- Problèmes et tâches:
1. Recopiez mot pour mot le passage de l’extrait sur l’adversité qui commence par « L’adversité et le » et se poursuit jusqu’à « face à l’adversité. ».
2. Dans les enregistrements, renommez « interactable » en « cliquable » depuis la ligne contenant « prev-page-icon[interactable] [25, 228, 35, 245] » jusqu’à la ligne contenant « column-amount[interactable]: Amount [32, 247, 172, 267] » incluse, sans rien modifier d’autre, et ne redonnez que ces lignes.

L’adversité et le processus d’apprentissage pour y faire face

Dans le cadre des cours d’arts martiaux au Dojo Shiseikan et des stages organisés à l’Ecocentre de Laboule en Ardèche, nous avons pensé utile de partager nos expériences pédagogiques pour que peut-être, à terme, ceci puisse être considéré comme une contribution à l’éducation des générations à venir. Notre but ici n’est pas bien sûr de se substituer aux institutions en charge de cette fonction mais d’explorer d’autres pistes, d’inspirer d’autres voies. Dans ce sens, un premier article a été réalisé sur le sens de l’effort, et cette fois-ci, nous proposons de partir à la découverte du processus d’apprentissage face à l’adversité. 

C’est dans le cadre d’un stage en Ardèche d’une semaine avec des enfants et des jeunes que ce sujet a été développé. En effet, si les immersions à l’Ecocentre de Laboule sont des opportunités pour pratiquer plus intensément les arts martiaux et se plonger dans la nature sauvage, ce sont aussi des échanges pour apprendre à penser ensemble. Ainsi, chaque semaine voit fleurir des mots qui seront définis, commentés, illustrés par des événements partagés afin que chacun, non seulement élargisse son bagage intellectuel, mais surtout l’associe à ses propres expériences quel que soit son âge.

[Photo d’une séance de “mots” – Automne 2023]

Lors du dernier stage d’automne 2023, le premier mot qui est apparu a été celui de l’adversité. Chaque jour, d’autres ont suivi mais finalement c’est le processus d’apprentissage face à l’adversité qui a été l’aspect central de ces moments de pensée partagée, qui,  en apparence, ressemblent à ce que vivent les enfants sur les bancs de l’école. En réalité, le choix de ces temps particuliers de rencontre est dicté par les opportunités, afin que chacun soit le plus concerné et impliqué possible. Au fil du temps et compte tenu que cela fait quinze ans que ces bulles de pensée reliées à la pratique ont lieu, le constat est que pour la très grande majorité des participants ceci est nouveau. Ce n’est pas la participation à un atelier de philosophie pour jeunes qui leur est nouveau, mais le fait de l’associer à leur vie de tous les jours. Quand les mots sont non seulement compris mais que l’individu se les ai approprié harmonieusement, les reliant à son champ d’expériences vécues, une réelle progression en découle naturellement, une certaine empathie réciproque incluant l’individu, l’enseignant, les mots signifiés, les situations vécues, comme le traduit Hartmut Rosa avec son principe de résonance.

- Données fournies:
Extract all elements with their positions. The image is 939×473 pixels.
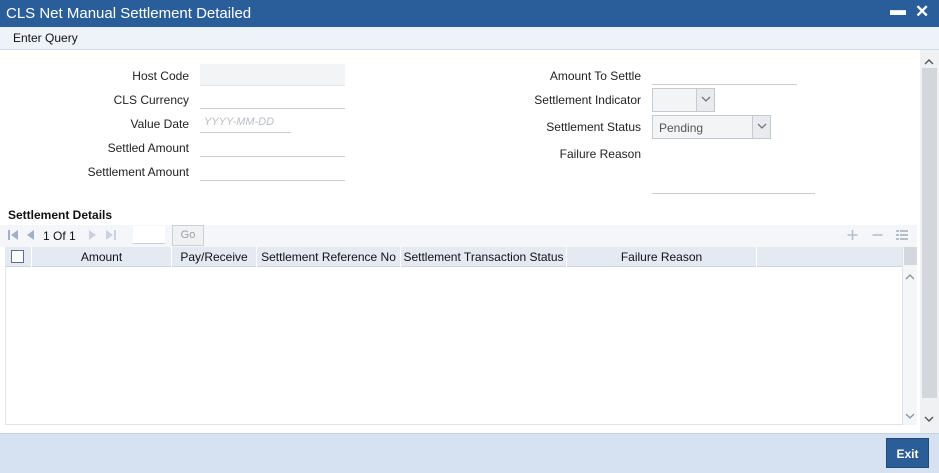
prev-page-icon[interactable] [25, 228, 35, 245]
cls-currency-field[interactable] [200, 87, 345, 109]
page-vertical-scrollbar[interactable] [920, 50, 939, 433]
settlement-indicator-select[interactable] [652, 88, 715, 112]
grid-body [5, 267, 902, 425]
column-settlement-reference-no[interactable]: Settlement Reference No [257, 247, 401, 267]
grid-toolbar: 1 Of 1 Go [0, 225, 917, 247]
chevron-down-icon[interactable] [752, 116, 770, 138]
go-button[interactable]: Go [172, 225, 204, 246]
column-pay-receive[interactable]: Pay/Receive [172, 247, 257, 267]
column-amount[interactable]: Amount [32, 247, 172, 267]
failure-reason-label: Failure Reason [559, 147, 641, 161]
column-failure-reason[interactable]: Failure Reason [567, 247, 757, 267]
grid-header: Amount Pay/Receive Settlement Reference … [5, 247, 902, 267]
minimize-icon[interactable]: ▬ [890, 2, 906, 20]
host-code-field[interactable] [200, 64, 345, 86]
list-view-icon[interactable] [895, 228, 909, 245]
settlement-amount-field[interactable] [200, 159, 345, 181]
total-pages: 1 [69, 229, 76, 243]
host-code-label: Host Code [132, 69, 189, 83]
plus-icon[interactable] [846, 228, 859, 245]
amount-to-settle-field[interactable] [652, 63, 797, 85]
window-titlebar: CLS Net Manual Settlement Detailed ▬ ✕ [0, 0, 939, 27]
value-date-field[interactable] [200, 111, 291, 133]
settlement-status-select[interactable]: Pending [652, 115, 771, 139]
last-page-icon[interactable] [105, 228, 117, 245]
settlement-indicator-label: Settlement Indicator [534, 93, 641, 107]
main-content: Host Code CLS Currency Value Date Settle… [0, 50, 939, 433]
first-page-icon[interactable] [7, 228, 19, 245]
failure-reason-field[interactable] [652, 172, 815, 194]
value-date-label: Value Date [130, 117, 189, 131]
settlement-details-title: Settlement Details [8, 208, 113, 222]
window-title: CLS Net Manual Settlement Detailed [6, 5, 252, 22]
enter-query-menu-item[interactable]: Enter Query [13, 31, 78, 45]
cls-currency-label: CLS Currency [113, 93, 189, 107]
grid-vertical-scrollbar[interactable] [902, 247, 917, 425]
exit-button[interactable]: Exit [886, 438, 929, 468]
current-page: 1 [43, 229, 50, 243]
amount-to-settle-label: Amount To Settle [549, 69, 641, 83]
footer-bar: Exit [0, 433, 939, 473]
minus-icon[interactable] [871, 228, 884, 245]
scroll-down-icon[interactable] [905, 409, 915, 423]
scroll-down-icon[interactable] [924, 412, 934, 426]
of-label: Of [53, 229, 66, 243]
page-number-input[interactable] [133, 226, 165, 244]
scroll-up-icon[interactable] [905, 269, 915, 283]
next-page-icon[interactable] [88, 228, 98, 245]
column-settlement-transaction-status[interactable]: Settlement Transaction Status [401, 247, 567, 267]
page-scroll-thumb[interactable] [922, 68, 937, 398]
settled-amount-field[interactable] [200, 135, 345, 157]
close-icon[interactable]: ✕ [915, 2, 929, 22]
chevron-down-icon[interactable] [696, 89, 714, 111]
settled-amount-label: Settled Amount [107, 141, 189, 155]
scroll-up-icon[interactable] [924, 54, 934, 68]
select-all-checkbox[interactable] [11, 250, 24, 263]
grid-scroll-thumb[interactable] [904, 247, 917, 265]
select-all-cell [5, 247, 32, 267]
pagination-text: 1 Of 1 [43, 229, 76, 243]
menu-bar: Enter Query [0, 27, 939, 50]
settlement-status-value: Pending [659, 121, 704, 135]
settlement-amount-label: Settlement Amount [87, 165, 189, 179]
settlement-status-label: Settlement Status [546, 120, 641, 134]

- Réponses fournies:
1.
L’adversité et le processus d’apprentissage pour y faire face

Dans le cadre des cours d’arts martiaux au Dojo Shiseikan et des stages organisés à l’Ecocentre de Laboule en Ardèche, nous avons pensé utile de partager nos expériences pédagogiques pour que peut-être, à terme, ceci puisse être considéré comme une contribution à l’éducation des générations à venir. Notre but ici n’est pas bien sûr de se substituer aux institutions en charge de cette fonction mais d’explorer d’autres pistes, d’inspirer d’autres voies. Dans ce sens, un premier article a été réalisé sur le sens de l’effort, et cette fois-ci, nous proposons de partir à la découverte du processus d’apprentissage face à l’adversité.

2.
prev-page-icon[cliquable] [25, 228, 35, 245]
cls-currency-field[cliquable] [200, 87, 345, 109]
page-vertical-scrollbar[cliquable] [920, 50, 939, 433]
settlement-indicator-select[cliquable] [652, 88, 715, 112]
grid-body [5, 267, 902, 425]
column-settlement-reference-no[cliquable]: Settlement Reference No [257, 247, 401, 267]
grid-toolbar: 1 Of 1 Go [0, 225, 917, 247]
chevron-down-icon[cliquable] [752, 116, 770, 138]
go-button[cliquable]: Go [172, 225, 204, 246]
column-pay-receive[cliquable]: Pay/Receive [172, 247, 257, 267]
column-amount[cliquable]: Amount [32, 247, 172, 267]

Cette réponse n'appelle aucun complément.